— SHORT PROBLEM —
The required output is a single number: how many lines of the material contain the string "your".

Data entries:
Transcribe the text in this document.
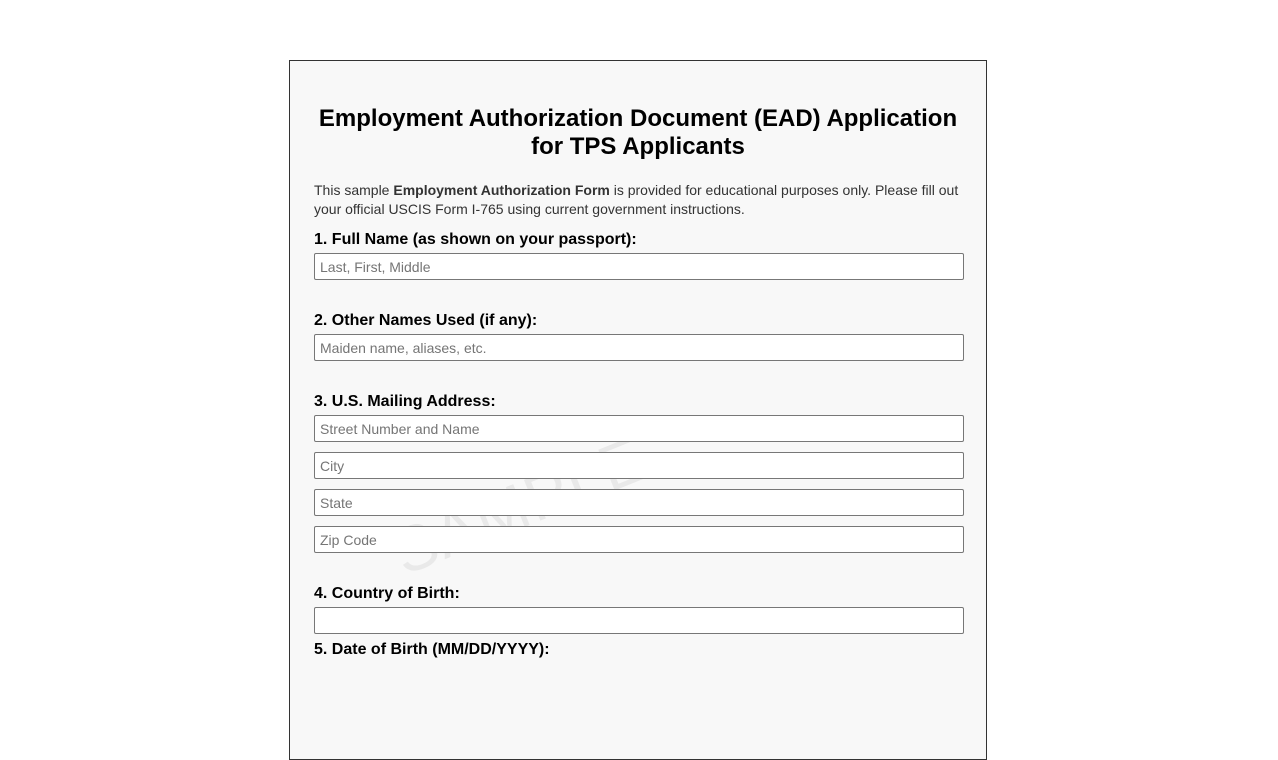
Employment Authorization Document (EAD) Application for TPS Applicants

This sample Employment Authorization Form is provided for educational purposes only. Please fill out your official USCIS Form I-765 using current government instructions.

1. Full Name (as shown on your passport):
Last, First, Middle
2. Other Names Used (if any):
Maiden name, aliases, etc.
3. U.S. Mailing Address:
Street Number and Name
City
State
Zip Code
4. Country of Birth:
5. Date of Birth (MM/DD/YYYY):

— COMPLETE ANSWER —
2